start DATA TO USE
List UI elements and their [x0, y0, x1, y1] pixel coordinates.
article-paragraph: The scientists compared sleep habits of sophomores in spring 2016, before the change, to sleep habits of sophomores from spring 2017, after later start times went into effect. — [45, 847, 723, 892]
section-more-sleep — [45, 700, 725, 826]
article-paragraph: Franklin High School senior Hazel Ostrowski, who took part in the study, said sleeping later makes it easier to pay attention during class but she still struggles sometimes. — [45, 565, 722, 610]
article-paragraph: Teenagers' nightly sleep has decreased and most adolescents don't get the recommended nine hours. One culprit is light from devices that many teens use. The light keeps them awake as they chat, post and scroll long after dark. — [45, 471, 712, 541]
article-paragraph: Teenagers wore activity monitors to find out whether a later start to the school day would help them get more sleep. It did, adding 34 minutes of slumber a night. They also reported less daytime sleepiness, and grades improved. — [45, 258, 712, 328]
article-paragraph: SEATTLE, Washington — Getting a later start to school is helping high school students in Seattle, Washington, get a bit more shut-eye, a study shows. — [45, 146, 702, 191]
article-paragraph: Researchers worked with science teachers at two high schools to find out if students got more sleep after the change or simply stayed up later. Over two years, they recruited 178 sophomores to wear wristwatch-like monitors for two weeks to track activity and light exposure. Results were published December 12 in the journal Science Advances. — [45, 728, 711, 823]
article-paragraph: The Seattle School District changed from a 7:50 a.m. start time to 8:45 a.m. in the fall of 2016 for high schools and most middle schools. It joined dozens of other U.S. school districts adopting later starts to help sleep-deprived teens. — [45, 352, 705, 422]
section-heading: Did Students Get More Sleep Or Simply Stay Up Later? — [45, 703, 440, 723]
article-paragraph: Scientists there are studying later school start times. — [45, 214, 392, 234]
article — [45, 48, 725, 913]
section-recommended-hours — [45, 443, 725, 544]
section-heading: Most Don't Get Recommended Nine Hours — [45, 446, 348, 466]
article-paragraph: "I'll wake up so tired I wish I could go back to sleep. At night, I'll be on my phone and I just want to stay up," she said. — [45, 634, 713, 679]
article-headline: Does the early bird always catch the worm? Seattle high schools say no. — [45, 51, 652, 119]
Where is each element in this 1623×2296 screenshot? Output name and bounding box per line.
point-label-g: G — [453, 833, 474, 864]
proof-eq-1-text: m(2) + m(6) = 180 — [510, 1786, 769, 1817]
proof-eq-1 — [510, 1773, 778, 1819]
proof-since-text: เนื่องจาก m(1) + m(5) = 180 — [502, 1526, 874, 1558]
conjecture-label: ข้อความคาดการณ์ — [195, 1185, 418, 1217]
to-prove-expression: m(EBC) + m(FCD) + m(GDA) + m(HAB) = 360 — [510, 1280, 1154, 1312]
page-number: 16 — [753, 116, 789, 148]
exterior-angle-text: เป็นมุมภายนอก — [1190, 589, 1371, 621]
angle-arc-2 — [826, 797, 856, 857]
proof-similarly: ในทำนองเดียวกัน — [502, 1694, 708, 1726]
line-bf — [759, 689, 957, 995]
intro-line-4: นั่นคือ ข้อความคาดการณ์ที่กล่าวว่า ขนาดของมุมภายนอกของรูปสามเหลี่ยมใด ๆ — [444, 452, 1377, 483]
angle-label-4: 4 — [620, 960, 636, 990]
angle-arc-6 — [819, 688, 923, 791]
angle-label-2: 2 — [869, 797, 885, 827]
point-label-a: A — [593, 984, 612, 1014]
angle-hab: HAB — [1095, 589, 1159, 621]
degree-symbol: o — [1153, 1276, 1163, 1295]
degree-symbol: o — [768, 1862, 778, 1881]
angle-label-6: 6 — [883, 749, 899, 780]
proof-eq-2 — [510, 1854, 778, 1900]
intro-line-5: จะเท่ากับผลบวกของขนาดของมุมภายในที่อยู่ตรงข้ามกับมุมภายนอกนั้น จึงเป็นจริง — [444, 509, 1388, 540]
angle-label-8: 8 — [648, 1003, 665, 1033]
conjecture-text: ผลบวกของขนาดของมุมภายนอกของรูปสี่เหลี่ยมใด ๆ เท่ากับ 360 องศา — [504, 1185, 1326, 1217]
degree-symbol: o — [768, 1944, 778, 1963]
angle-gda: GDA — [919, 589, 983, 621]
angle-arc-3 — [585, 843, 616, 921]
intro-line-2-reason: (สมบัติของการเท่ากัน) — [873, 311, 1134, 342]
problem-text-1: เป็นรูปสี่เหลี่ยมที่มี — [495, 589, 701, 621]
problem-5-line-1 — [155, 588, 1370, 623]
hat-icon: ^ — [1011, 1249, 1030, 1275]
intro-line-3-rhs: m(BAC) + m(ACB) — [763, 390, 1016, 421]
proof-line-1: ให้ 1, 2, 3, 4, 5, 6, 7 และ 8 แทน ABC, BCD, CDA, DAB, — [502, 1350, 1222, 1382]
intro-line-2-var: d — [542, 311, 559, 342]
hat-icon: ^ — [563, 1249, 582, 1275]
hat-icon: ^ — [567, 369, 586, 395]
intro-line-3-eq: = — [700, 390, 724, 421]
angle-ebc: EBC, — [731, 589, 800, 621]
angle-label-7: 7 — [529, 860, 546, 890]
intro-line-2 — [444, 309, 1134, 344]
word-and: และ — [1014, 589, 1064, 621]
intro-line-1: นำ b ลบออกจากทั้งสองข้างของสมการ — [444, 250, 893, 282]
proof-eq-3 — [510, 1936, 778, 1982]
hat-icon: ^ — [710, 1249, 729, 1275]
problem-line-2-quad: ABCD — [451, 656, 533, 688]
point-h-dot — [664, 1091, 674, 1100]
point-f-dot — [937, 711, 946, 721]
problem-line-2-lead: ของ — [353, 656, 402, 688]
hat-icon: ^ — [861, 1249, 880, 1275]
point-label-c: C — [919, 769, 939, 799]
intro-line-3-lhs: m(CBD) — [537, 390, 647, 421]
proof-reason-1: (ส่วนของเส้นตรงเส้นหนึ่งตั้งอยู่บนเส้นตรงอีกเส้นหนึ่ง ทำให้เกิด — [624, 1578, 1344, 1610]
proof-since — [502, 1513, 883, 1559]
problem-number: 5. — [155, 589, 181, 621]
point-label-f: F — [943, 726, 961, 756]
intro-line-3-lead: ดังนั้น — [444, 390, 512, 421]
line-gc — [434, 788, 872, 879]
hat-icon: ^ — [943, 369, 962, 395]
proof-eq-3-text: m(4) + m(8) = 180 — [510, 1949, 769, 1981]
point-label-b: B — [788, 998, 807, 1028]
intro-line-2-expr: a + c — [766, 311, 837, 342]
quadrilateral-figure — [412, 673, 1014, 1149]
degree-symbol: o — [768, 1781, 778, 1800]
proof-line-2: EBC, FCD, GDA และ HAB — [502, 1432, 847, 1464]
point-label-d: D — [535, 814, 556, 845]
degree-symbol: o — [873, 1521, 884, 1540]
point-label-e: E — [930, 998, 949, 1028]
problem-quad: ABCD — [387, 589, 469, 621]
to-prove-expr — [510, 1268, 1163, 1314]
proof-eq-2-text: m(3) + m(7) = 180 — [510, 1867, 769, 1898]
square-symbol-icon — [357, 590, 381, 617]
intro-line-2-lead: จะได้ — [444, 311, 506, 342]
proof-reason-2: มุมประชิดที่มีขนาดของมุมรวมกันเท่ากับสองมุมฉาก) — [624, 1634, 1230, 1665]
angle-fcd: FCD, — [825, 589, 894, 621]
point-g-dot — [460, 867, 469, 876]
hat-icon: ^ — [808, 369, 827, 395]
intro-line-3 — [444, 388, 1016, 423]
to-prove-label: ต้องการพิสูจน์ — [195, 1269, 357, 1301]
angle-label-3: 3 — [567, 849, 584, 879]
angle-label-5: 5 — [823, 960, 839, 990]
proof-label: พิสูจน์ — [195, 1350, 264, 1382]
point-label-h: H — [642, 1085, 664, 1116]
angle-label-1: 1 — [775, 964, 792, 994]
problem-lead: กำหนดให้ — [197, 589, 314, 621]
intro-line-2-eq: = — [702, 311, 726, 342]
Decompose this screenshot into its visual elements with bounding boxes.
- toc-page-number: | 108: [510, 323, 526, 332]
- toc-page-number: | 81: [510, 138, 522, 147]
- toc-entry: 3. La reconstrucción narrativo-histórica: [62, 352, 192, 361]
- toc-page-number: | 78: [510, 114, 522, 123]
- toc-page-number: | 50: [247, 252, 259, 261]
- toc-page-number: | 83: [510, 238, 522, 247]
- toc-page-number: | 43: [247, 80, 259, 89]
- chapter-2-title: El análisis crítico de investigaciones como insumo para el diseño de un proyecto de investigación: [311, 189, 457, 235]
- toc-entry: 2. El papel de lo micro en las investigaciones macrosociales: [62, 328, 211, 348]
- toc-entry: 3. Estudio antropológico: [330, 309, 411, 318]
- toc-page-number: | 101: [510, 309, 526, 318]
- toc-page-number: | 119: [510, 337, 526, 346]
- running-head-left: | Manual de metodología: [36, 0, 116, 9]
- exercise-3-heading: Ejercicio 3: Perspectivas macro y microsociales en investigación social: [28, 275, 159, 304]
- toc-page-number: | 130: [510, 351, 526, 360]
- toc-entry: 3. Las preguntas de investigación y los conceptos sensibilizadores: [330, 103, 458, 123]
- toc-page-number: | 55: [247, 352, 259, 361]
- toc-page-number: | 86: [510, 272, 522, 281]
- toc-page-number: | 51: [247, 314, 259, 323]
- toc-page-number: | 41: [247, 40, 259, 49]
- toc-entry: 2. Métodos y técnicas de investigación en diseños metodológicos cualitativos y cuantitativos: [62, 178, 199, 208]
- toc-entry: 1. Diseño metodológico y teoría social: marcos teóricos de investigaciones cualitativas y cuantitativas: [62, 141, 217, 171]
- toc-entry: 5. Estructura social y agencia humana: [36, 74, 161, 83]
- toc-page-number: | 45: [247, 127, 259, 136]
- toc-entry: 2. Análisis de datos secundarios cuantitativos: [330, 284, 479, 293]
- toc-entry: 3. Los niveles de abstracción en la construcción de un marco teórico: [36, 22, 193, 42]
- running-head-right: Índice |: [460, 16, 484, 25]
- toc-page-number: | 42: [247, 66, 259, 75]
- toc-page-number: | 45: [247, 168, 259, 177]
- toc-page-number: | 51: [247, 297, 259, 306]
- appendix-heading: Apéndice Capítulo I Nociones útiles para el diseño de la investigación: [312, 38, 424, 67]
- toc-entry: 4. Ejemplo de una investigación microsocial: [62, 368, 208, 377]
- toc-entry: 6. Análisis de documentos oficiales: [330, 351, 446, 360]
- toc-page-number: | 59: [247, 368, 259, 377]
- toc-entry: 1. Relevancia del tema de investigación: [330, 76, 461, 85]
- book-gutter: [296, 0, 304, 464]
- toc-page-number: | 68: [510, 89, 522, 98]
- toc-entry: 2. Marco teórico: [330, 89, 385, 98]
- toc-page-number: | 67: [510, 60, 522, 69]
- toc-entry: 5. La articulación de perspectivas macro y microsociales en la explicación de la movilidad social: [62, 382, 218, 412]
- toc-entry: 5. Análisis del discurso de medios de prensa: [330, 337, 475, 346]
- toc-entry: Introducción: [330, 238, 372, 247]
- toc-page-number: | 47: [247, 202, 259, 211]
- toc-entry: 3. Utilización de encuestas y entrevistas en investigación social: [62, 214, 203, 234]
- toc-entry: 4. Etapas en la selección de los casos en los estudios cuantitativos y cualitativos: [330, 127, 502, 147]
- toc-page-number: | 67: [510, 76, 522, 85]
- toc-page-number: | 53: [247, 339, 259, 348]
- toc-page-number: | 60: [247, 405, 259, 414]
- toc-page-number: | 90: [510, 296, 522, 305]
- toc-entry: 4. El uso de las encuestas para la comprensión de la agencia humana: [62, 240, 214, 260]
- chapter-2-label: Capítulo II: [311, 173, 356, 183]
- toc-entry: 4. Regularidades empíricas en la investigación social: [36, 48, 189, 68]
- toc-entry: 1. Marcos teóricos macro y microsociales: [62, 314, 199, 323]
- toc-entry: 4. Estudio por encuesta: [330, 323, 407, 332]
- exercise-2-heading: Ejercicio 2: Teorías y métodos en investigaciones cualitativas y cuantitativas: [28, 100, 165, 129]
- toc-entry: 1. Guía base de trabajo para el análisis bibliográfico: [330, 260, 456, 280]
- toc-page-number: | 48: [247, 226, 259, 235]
end DATA TO USE
Put the material from its first line through the line containing "section-heading: Did Students", both included, into a Markdown table with the columns Row and Line. Number each line in Row and skip any blank lines.

| Row | Line |
|---|---|
| 1 | List UI elements and their [x0, y0, x1, y1] pixel coordinates. |
| 2 | article-paragraph: The scientists compared sleep habits of sophomores in spring 2016, before the change, to sleep habits of sophomores from spring 2017, after later start times went into effect. — [45, 847, 723, 892] |
| 3 | section-more-sleep — [45, 700, 725, 826] |
| 4 | article-paragraph: Franklin High School senior Hazel Ostrowski, who took part in the study, said sleeping later makes it easier to pay attention during class but she still struggles sometimes. — [45, 565, 722, 610] |
| 5 | article-paragraph: Teenagers' nightly sleep has decreased and most adolescents don't get the recommended nine hours. One culprit is light from devices that many teens use. The light keeps them awake as they chat, post and scroll long after dark. — [45, 471, 712, 541] |
| 6 | article-paragraph: Teenagers wore activity monitors to find out whether a later start to the school day would help them get more sleep. It did, adding 34 minutes of slumber a night. They also reported less daytime sleepiness, and grades improved. — [45, 258, 712, 328] |
| 7 | article-paragraph: SEATTLE, Washington — Getting a later start to school is helping high school students in Seattle, Washington, get a bit more shut-eye, a study shows. — [45, 146, 702, 191] |
| 8 | article-paragraph: Researchers worked with science teachers at two high schools to find out if students got more sleep after the change or simply stayed up later. Over two years, they recruited 178 sophomores to wear wristwatch-like monitors for two weeks to track activity and light exposure. Results were published December 12 in the journal Science Advances. — [45, 728, 711, 823] |
| 9 | article-paragraph: The Seattle School District changed from a 7:50 a.m. start time to 8:45 a.m. in the fall of 2016 for high schools and most middle schools. It joined dozens of other U.S. school districts adopting later starts to help sleep-deprived teens. — [45, 352, 705, 422] |
| 10 | section-heading: Did Students Get More Sleep Or Simply Stay Up Later? — [45, 703, 440, 723] |